Short problem >>
All entries must be repeated exactly; do not include the pictures.

Material for this exercise >>
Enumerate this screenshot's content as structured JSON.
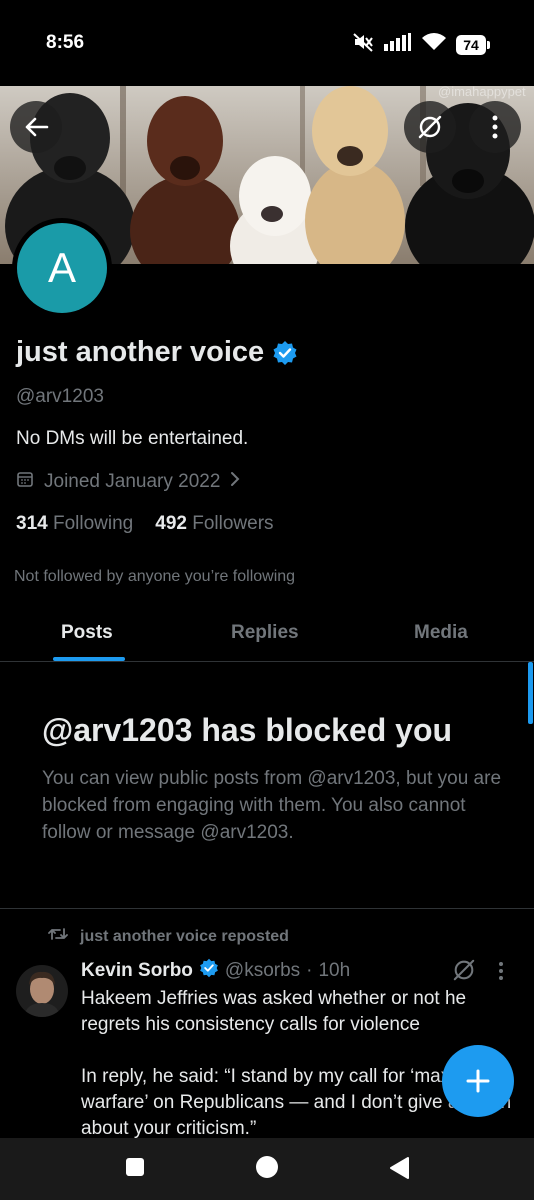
{
  "status_bar": {
    "time": "8:56",
    "battery": "74",
    "icons": [
      "mute-icon",
      "signal-icon",
      "wifi-icon",
      "battery-icon"
    ]
  },
  "banner": {
    "watermark": "@imahappypet",
    "buttons": [
      "back-arrow-icon",
      "grok-icon",
      "more-vertical-icon"
    ]
  },
  "profile": {
    "avatar_letter": "A",
    "avatar_color": "#1a9ba8",
    "name": "just another voice",
    "verified": true,
    "handle": "@arv1203",
    "bio": "No DMs will be entertained.",
    "joined": "Joined January 2022",
    "following_count": "314",
    "following_label": "Following",
    "followers_count": "492",
    "followers_label": "Followers",
    "not_followed_text": "Not followed by anyone you’re following"
  },
  "tabs": [
    {
      "label": "Posts",
      "active": true
    },
    {
      "label": "Replies",
      "active": false
    },
    {
      "label": "Media",
      "active": false
    }
  ],
  "blocked": {
    "title": "@arv1203 has blocked you",
    "description": "You can view public posts from @arv1203, but you are blocked from engaging with them. You also cannot follow or message @arv1203."
  },
  "post": {
    "repost_label": "just another voice reposted",
    "author": "Kevin Sorbo",
    "handle": "@ksorbs",
    "separator": "·",
    "time": "10h",
    "text": "Hakeem Jeffries was asked whether or not he regrets his consistency calls for violence\n\nIn reply, he said: “I stand by my call for ‘maximum warfare’ on Republicans — and I don’t give a damn about your criticism.”"
  },
  "colors": {
    "accent": "#1d9bf0",
    "background": "#000000",
    "text_primary": "#e7e9ea",
    "text_secondary": "#71767b",
    "divider": "#2f3336"
  },
  "nav_bar": [
    "recents-square-icon",
    "home-circle-icon",
    "back-triangle-icon"
  ]
}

Solution to this exercise >>
Enumerate this screenshot's content as structured JSON.
{
  "status_bar": {
    "time": "8:56",
    "battery": "74",
    "icons": [
      "mute-icon",
      "signal-icon",
      "wifi-icon",
      "battery-icon"
    ]
  },
  "banner": {
    "watermark": "@imahappypet",
    "buttons": [
      "back-arrow-icon",
      "grok-icon",
      "more-vertical-icon"
    ]
  },
  "profile": {
    "avatar_letter": "A",
    "avatar_color": "#1a9ba8",
    "name": "just another voice",
    "verified": true,
    "handle": "@arv1203",
    "bio": "No DMs will be entertained.",
    "joined": "Joined January 2022",
    "following_count": "314",
    "following_label": "Following",
    "followers_count": "492",
    "followers_label": "Followers",
    "not_followed_text": "Not followed by anyone you’re following"
  },
  "tabs": [
    {
      "label": "Posts",
      "active": true
    },
    {
      "label": "Replies",
      "active": false
    },
    {
      "label": "Media",
      "active": false
    }
  ],
  "blocked": {
    "title": "@arv1203 has blocked you",
    "description": "You can view public posts from @arv1203, but you are blocked from engaging with them. You also cannot follow or message @arv1203."
  },
  "post": {
    "repost_label": "just another voice reposted",
    "author": "Kevin Sorbo",
    "handle": "@ksorbs",
    "separator": "·",
    "time": "10h",
    "text": "Hakeem Jeffries was asked whether or not he regrets his consistency calls for violence\n\nIn reply, he said: “I stand by my call for ‘maximum warfare’ on Republicans — and I don’t give a damn about your criticism.”"
  },
  "colors": {
    "accent": "#1d9bf0",
    "background": "#000000",
    "text_primary": "#e7e9ea",
    "text_secondary": "#71767b",
    "divider": "#2f3336"
  },
  "nav_bar": [
    "recents-square-icon",
    "home-circle-icon",
    "back-triangle-icon"
  ]
}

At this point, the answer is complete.